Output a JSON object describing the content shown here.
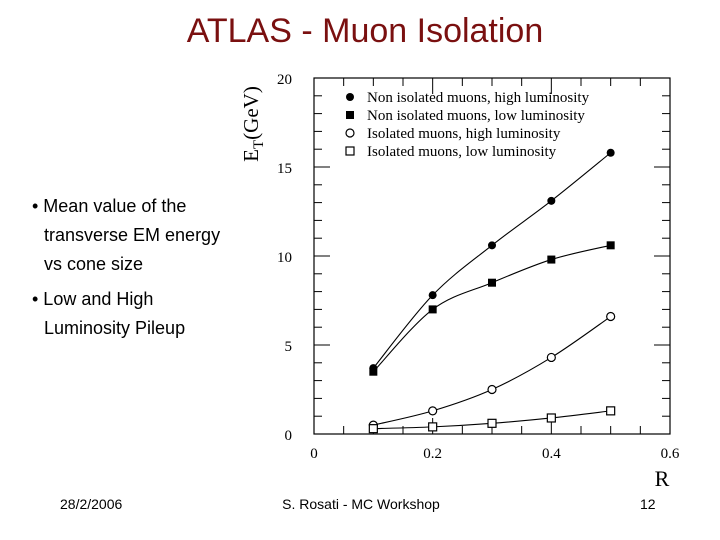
{
  "slide": {
    "title": "ATLAS - Muon Isolation",
    "bullets": [
      [
        "• Mean value of the",
        "transverse EM energy",
        "vs cone size"
      ],
      [
        "• Low and High",
        "Luminosity Pileup"
      ]
    ],
    "footer": {
      "date": "28/2/2006",
      "center": "S. Rosati - MC Workshop",
      "page": "12"
    },
    "title_color": "#7a1010"
  },
  "chart_data": {
    "type": "line",
    "xlabel": "R",
    "ylabel_main": "E",
    "ylabel_sub": "T",
    "ylabel_unit": "(GeV)",
    "xlim": [
      0,
      0.6
    ],
    "ylim": [
      0,
      20
    ],
    "xticks": [
      0,
      0.2,
      0.4,
      0.6
    ],
    "xtick_labels": [
      "0",
      "0.2",
      "0.4",
      "0.6"
    ],
    "yticks": [
      0,
      5,
      10,
      15,
      20
    ],
    "ytick_labels": [
      "0",
      "5",
      "10",
      "15",
      "20"
    ],
    "grid": false,
    "legend_position": "top-right",
    "x": [
      0.1,
      0.2,
      0.3,
      0.4,
      0.5
    ],
    "series": [
      {
        "name": "Non isolated muons, high luminosity",
        "marker": "filled-circle",
        "values": [
          3.7,
          7.8,
          10.6,
          13.1,
          15.8
        ]
      },
      {
        "name": "Non isolated muons, low  luminosity",
        "marker": "filled-square",
        "values": [
          3.5,
          7.0,
          8.5,
          9.8,
          10.6
        ]
      },
      {
        "name": "Isolated muons, high luminosity",
        "marker": "open-circle",
        "values": [
          0.5,
          1.3,
          2.5,
          4.3,
          6.6
        ]
      },
      {
        "name": "Isolated muons, low  luminosity",
        "marker": "open-square",
        "values": [
          0.3,
          0.4,
          0.6,
          0.9,
          1.3
        ]
      }
    ]
  }
}
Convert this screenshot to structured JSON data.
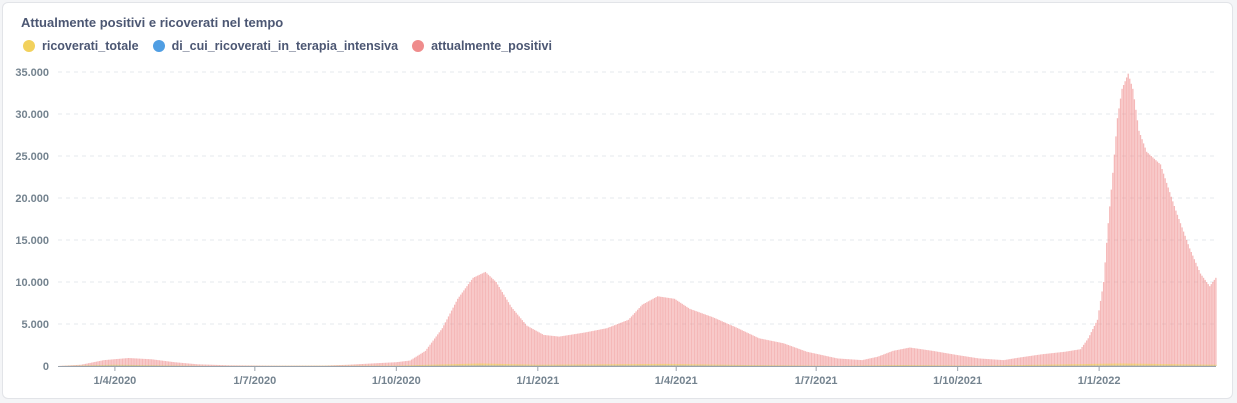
{
  "chart_data": {
    "type": "bar",
    "title": "Attualmente positivi e ricoverati nel tempo",
    "x_start": "2020-02-24",
    "x_end": "2022-03-18",
    "x_ticks": [
      {
        "date": "2020-04-01",
        "label": "1/4/2020"
      },
      {
        "date": "2020-07-01",
        "label": "1/7/2020"
      },
      {
        "date": "2020-10-01",
        "label": "1/10/2020"
      },
      {
        "date": "2021-01-01",
        "label": "1/1/2021"
      },
      {
        "date": "2021-04-01",
        "label": "1/4/2021"
      },
      {
        "date": "2021-07-01",
        "label": "1/7/2021"
      },
      {
        "date": "2021-10-01",
        "label": "1/10/2021"
      },
      {
        "date": "2022-01-01",
        "label": "1/1/2022"
      }
    ],
    "ylim": [
      0,
      35000
    ],
    "y_ticks": [
      0,
      5000,
      10000,
      15000,
      20000,
      25000,
      30000,
      35000
    ],
    "y_tick_labels": [
      "0",
      "5.000",
      "10.000",
      "15.000",
      "20.000",
      "25.000",
      "30.000",
      "35.000"
    ],
    "grid": true,
    "legend_position": "top-left",
    "series": [
      {
        "name": "ricoverati_totale",
        "color": "#f2d15c",
        "points": [
          [
            "2020-02-24",
            0
          ],
          [
            "2020-04-01",
            150
          ],
          [
            "2020-06-01",
            10
          ],
          [
            "2020-10-01",
            50
          ],
          [
            "2020-11-25",
            300
          ],
          [
            "2021-01-01",
            150
          ],
          [
            "2021-03-25",
            250
          ],
          [
            "2021-05-15",
            120
          ],
          [
            "2021-07-15",
            20
          ],
          [
            "2021-08-25",
            120
          ],
          [
            "2021-10-15",
            40
          ],
          [
            "2022-01-15",
            300
          ],
          [
            "2022-03-18",
            150
          ]
        ]
      },
      {
        "name": "di_cui_ricoverati_in_terapia_intensiva",
        "color": "#509ee3",
        "points": [
          [
            "2020-02-24",
            0
          ],
          [
            "2020-04-01",
            40
          ],
          [
            "2020-06-01",
            2
          ],
          [
            "2020-10-01",
            8
          ],
          [
            "2020-11-25",
            50
          ],
          [
            "2021-01-01",
            30
          ],
          [
            "2021-03-25",
            50
          ],
          [
            "2021-05-15",
            25
          ],
          [
            "2021-07-15",
            3
          ],
          [
            "2021-08-25",
            20
          ],
          [
            "2021-10-15",
            8
          ],
          [
            "2022-01-15",
            40
          ],
          [
            "2022-03-18",
            25
          ]
        ]
      },
      {
        "name": "attualmente_positivi",
        "color": "#ef8c8c",
        "points": [
          [
            "2020-02-24",
            0
          ],
          [
            "2020-03-10",
            150
          ],
          [
            "2020-03-25",
            700
          ],
          [
            "2020-04-10",
            950
          ],
          [
            "2020-04-25",
            800
          ],
          [
            "2020-05-10",
            450
          ],
          [
            "2020-05-25",
            200
          ],
          [
            "2020-06-15",
            80
          ],
          [
            "2020-07-15",
            40
          ],
          [
            "2020-08-15",
            50
          ],
          [
            "2020-08-31",
            150
          ],
          [
            "2020-09-20",
            350
          ],
          [
            "2020-10-01",
            450
          ],
          [
            "2020-10-10",
            650
          ],
          [
            "2020-10-20",
            1800
          ],
          [
            "2020-10-31",
            4500
          ],
          [
            "2020-11-10",
            8000
          ],
          [
            "2020-11-20",
            10500
          ],
          [
            "2020-11-28",
            11200
          ],
          [
            "2020-12-05",
            10000
          ],
          [
            "2020-12-15",
            7000
          ],
          [
            "2020-12-25",
            4800
          ],
          [
            "2021-01-05",
            3700
          ],
          [
            "2021-01-15",
            3500
          ],
          [
            "2021-02-01",
            4000
          ],
          [
            "2021-02-15",
            4500
          ],
          [
            "2021-03-01",
            5500
          ],
          [
            "2021-03-10",
            7300
          ],
          [
            "2021-03-20",
            8300
          ],
          [
            "2021-03-31",
            8000
          ],
          [
            "2021-04-10",
            6800
          ],
          [
            "2021-04-25",
            5800
          ],
          [
            "2021-05-10",
            4600
          ],
          [
            "2021-05-25",
            3300
          ],
          [
            "2021-06-10",
            2700
          ],
          [
            "2021-06-25",
            1700
          ],
          [
            "2021-07-15",
            900
          ],
          [
            "2021-07-31",
            700
          ],
          [
            "2021-08-10",
            1100
          ],
          [
            "2021-08-20",
            1800
          ],
          [
            "2021-08-31",
            2200
          ],
          [
            "2021-09-15",
            1800
          ],
          [
            "2021-10-01",
            1300
          ],
          [
            "2021-10-15",
            900
          ],
          [
            "2021-10-31",
            700
          ],
          [
            "2021-11-10",
            1000
          ],
          [
            "2021-11-25",
            1400
          ],
          [
            "2021-12-10",
            1700
          ],
          [
            "2021-12-20",
            2000
          ],
          [
            "2021-12-25",
            3300
          ],
          [
            "2021-12-31",
            5500
          ],
          [
            "2022-01-04",
            10000
          ],
          [
            "2022-01-07",
            17000
          ],
          [
            "2022-01-10",
            23000
          ],
          [
            "2022-01-13",
            29500
          ],
          [
            "2022-01-16",
            33000
          ],
          [
            "2022-01-20",
            34800
          ],
          [
            "2022-01-23",
            33000
          ],
          [
            "2022-01-27",
            28000
          ],
          [
            "2022-02-01",
            25500
          ],
          [
            "2022-02-10",
            24000
          ],
          [
            "2022-02-20",
            18500
          ],
          [
            "2022-03-01",
            14000
          ],
          [
            "2022-03-08",
            11000
          ],
          [
            "2022-03-14",
            9500
          ],
          [
            "2022-03-18",
            10500
          ]
        ]
      }
    ]
  }
}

================================

What to work on |
Output the entries above exactly, without their pictures.

Response for this exercise |
Output a JSON object describing the content shown here.
{
  "slide": {
    "title": "ATLAS - Muon Isolation",
    "bullets": [
      [
        "• Mean value of the",
        "transverse EM energy",
        "vs cone size"
      ],
      [
        "• Low and High",
        "Luminosity Pileup"
      ]
    ],
    "footer": {
      "date": "28/2/2006",
      "center": "S. Rosati - MC Workshop",
      "page": "12"
    },
    "title_color": "#7a1010"
  },
  "chart_data": {
    "type": "line",
    "xlabel": "R",
    "ylabel_main": "E",
    "ylabel_sub": "T",
    "ylabel_unit": "(GeV)",
    "xlim": [
      0,
      0.6
    ],
    "ylim": [
      0,
      20
    ],
    "xticks": [
      0,
      0.2,
      0.4,
      0.6
    ],
    "xtick_labels": [
      "0",
      "0.2",
      "0.4",
      "0.6"
    ],
    "yticks": [
      0,
      5,
      10,
      15,
      20
    ],
    "ytick_labels": [
      "0",
      "5",
      "10",
      "15",
      "20"
    ],
    "grid": false,
    "legend_position": "top-right",
    "x": [
      0.1,
      0.2,
      0.3,
      0.4,
      0.5
    ],
    "series": [
      {
        "name": "Non isolated muons, high luminosity",
        "marker": "filled-circle",
        "values": [
          3.7,
          7.8,
          10.6,
          13.1,
          15.8
        ]
      },
      {
        "name": "Non isolated muons, low  luminosity",
        "marker": "filled-square",
        "values": [
          3.5,
          7.0,
          8.5,
          9.8,
          10.6
        ]
      },
      {
        "name": "Isolated muons, high luminosity",
        "marker": "open-circle",
        "values": [
          0.5,
          1.3,
          2.5,
          4.3,
          6.6
        ]
      },
      {
        "name": "Isolated muons, low  luminosity",
        "marker": "open-square",
        "values": [
          0.3,
          0.4,
          0.6,
          0.9,
          1.3
        ]
      }
    ]
  }
}
Convert this screenshot to structured JSON data.
{
  "chart_data": {
    "type": "bar",
    "title": "Attualmente positivi e ricoverati nel tempo",
    "x_start": "2020-02-24",
    "x_end": "2022-03-18",
    "x_ticks": [
      {
        "date": "2020-04-01",
        "label": "1/4/2020"
      },
      {
        "date": "2020-07-01",
        "label": "1/7/2020"
      },
      {
        "date": "2020-10-01",
        "label": "1/10/2020"
      },
      {
        "date": "2021-01-01",
        "label": "1/1/2021"
      },
      {
        "date": "2021-04-01",
        "label": "1/4/2021"
      },
      {
        "date": "2021-07-01",
        "label": "1/7/2021"
      },
      {
        "date": "2021-10-01",
        "label": "1/10/2021"
      },
      {
        "date": "2022-01-01",
        "label": "1/1/2022"
      }
    ],
    "ylim": [
      0,
      35000
    ],
    "y_ticks": [
      0,
      5000,
      10000,
      15000,
      20000,
      25000,
      30000,
      35000
    ],
    "y_tick_labels": [
      "0",
      "5.000",
      "10.000",
      "15.000",
      "20.000",
      "25.000",
      "30.000",
      "35.000"
    ],
    "grid": true,
    "legend_position": "top-left",
    "series": [
      {
        "name": "ricoverati_totale",
        "color": "#f2d15c",
        "points": [
          [
            "2020-02-24",
            0
          ],
          [
            "2020-04-01",
            150
          ],
          [
            "2020-06-01",
            10
          ],
          [
            "2020-10-01",
            50
          ],
          [
            "2020-11-25",
            300
          ],
          [
            "2021-01-01",
            150
          ],
          [
            "2021-03-25",
            250
          ],
          [
            "2021-05-15",
            120
          ],
          [
            "2021-07-15",
            20
          ],
          [
            "2021-08-25",
            120
          ],
          [
            "2021-10-15",
            40
          ],
          [
            "2022-01-15",
            300
          ],
          [
            "2022-03-18",
            150
          ]
        ]
      },
      {
        "name": "di_cui_ricoverati_in_terapia_intensiva",
        "color": "#509ee3",
        "points": [
          [
            "2020-02-24",
            0
          ],
          [
            "2020-04-01",
            40
          ],
          [
            "2020-06-01",
            2
          ],
          [
            "2020-10-01",
            8
          ],
          [
            "2020-11-25",
            50
          ],
          [
            "2021-01-01",
            30
          ],
          [
            "2021-03-25",
            50
          ],
          [
            "2021-05-15",
            25
          ],
          [
            "2021-07-15",
            3
          ],
          [
            "2021-08-25",
            20
          ],
          [
            "2021-10-15",
            8
          ],
          [
            "2022-01-15",
            40
          ],
          [
            "2022-03-18",
            25
          ]
        ]
      },
      {
        "name": "attualmente_positivi",
        "color": "#ef8c8c",
        "points": [
          [
            "2020-02-24",
            0
          ],
          [
            "2020-03-10",
            150
          ],
          [
            "2020-03-25",
            700
          ],
          [
            "2020-04-10",
            950
          ],
          [
            "2020-04-25",
            800
          ],
          [
            "2020-05-10",
            450
          ],
          [
            "2020-05-25",
            200
          ],
          [
            "2020-06-15",
            80
          ],
          [
            "2020-07-15",
            40
          ],
          [
            "2020-08-15",
            50
          ],
          [
            "2020-08-31",
            150
          ],
          [
            "2020-09-20",
            350
          ],
          [
            "2020-10-01",
            450
          ],
          [
            "2020-10-10",
            650
          ],
          [
            "2020-10-20",
            1800
          ],
          [
            "2020-10-31",
            4500
          ],
          [
            "2020-11-10",
            8000
          ],
          [
            "2020-11-20",
            10500
          ],
          [
            "2020-11-28",
            11200
          ],
          [
            "2020-12-05",
            10000
          ],
          [
            "2020-12-15",
            7000
          ],
          [
            "2020-12-25",
            4800
          ],
          [
            "2021-01-05",
            3700
          ],
          [
            "2021-01-15",
            3500
          ],
          [
            "2021-02-01",
            4000
          ],
          [
            "2021-02-15",
            4500
          ],
          [
            "2021-03-01",
            5500
          ],
          [
            "2021-03-10",
            7300
          ],
          [
            "2021-03-20",
            8300
          ],
          [
            "2021-03-31",
            8000
          ],
          [
            "2021-04-10",
            6800
          ],
          [
            "2021-04-25",
            5800
          ],
          [
            "2021-05-10",
            4600
          ],
          [
            "2021-05-25",
            3300
          ],
          [
            "2021-06-10",
            2700
          ],
          [
            "2021-06-25",
            1700
          ],
          [
            "2021-07-15",
            900
          ],
          [
            "2021-07-31",
            700
          ],
          [
            "2021-08-10",
            1100
          ],
          [
            "2021-08-20",
            1800
          ],
          [
            "2021-08-31",
            2200
          ],
          [
            "2021-09-15",
            1800
          ],
          [
            "2021-10-01",
            1300
          ],
          [
            "2021-10-15",
            900
          ],
          [
            "2021-10-31",
            700
          ],
          [
            "2021-11-10",
            1000
          ],
          [
            "2021-11-25",
            1400
          ],
          [
            "2021-12-10",
            1700
          ],
          [
            "2021-12-20",
            2000
          ],
          [
            "2021-12-25",
            3300
          ],
          [
            "2021-12-31",
            5500
          ],
          [
            "2022-01-04",
            10000
          ],
          [
            "2022-01-07",
            17000
          ],
          [
            "2022-01-10",
            23000
          ],
          [
            "2022-01-13",
            29500
          ],
          [
            "2022-01-16",
            33000
          ],
          [
            "2022-01-20",
            34800
          ],
          [
            "2022-01-23",
            33000
          ],
          [
            "2022-01-27",
            28000
          ],
          [
            "2022-02-01",
            25500
          ],
          [
            "2022-02-10",
            24000
          ],
          [
            "2022-02-20",
            18500
          ],
          [
            "2022-03-01",
            14000
          ],
          [
            "2022-03-08",
            11000
          ],
          [
            "2022-03-14",
            9500
          ],
          [
            "2022-03-18",
            10500
          ]
        ]
      }
    ]
  }
}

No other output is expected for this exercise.